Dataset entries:

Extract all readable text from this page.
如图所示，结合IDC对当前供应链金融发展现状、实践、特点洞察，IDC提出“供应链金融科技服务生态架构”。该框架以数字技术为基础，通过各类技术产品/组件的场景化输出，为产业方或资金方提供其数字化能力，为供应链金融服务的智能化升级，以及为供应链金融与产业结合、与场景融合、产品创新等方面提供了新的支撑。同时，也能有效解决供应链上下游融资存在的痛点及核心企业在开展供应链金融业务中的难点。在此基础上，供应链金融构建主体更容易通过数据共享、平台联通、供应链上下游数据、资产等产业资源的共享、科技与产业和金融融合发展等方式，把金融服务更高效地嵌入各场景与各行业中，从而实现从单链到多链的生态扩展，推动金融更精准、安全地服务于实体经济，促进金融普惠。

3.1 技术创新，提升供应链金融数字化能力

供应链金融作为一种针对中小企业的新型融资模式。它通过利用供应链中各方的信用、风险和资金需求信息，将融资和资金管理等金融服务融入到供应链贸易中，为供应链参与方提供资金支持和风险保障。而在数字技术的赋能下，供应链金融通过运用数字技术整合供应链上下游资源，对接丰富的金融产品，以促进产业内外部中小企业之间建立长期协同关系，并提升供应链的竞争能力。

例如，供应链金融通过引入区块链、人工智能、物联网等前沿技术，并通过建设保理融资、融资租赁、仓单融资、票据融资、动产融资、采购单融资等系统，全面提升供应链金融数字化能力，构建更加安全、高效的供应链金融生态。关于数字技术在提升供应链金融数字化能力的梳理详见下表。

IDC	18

GOAL – Transcribe every entry verbatim.

OUTPUT OF THE EXERCISE –
Extract all readable text from this page.
如图所示，结合IDC对当前供应链金融发展现状、实践、特点洞察，IDC提出“供应链金融科技服务生态架构”。该框架以数字技术为基础，通过各类技术产品/组件的场景化输出，为产业方或资金方提供其数字化能力，为供应链金融服务的智能化升级，以及为供应链金融与产业结合、与场景融合、产品创新等方面提供了新的支撑。同时，也能有效解决供应链上下游融资存在的痛点及核心企业在开展供应链金融业务中的难点。在此基础上，供应链金融构建主体更容易通过数据共享、平台联通、供应链上下游数据、资产等产业资源的共享、科技与产业和金融融合发展等方式，把金融服务更高效地嵌入各场景与各行业中，从而实现从单链到多链的生态扩展，推动金融更精准、安全地服务于实体经济，促进金融普惠。

3.1 技术创新，提升供应链金融数字化能力

供应链金融作为一种针对中小企业的新型融资模式。它通过利用供应链中各方的信用、风险和资金需求信息，将融资和资金管理等金融服务融入到供应链贸易中，为供应链参与方提供资金支持和风险保障。而在数字技术的赋能下，供应链金融通过运用数字技术整合供应链上下游资源，对接丰富的金融产品，以促进产业内外部中小企业之间建立长期协同关系，并提升供应链的竞争能力。

例如，供应链金融通过引入区块链、人工智能、物联网等前沿技术，并通过建设保理融资、融资租赁、仓单融资、票据融资、动产融资、采购单融资等系统，全面提升供应链金融数字化能力，构建更加安全、高效的供应链金融生态。关于数字技术在提升供应链金融数字化能力的梳理详见下表。

IDC	18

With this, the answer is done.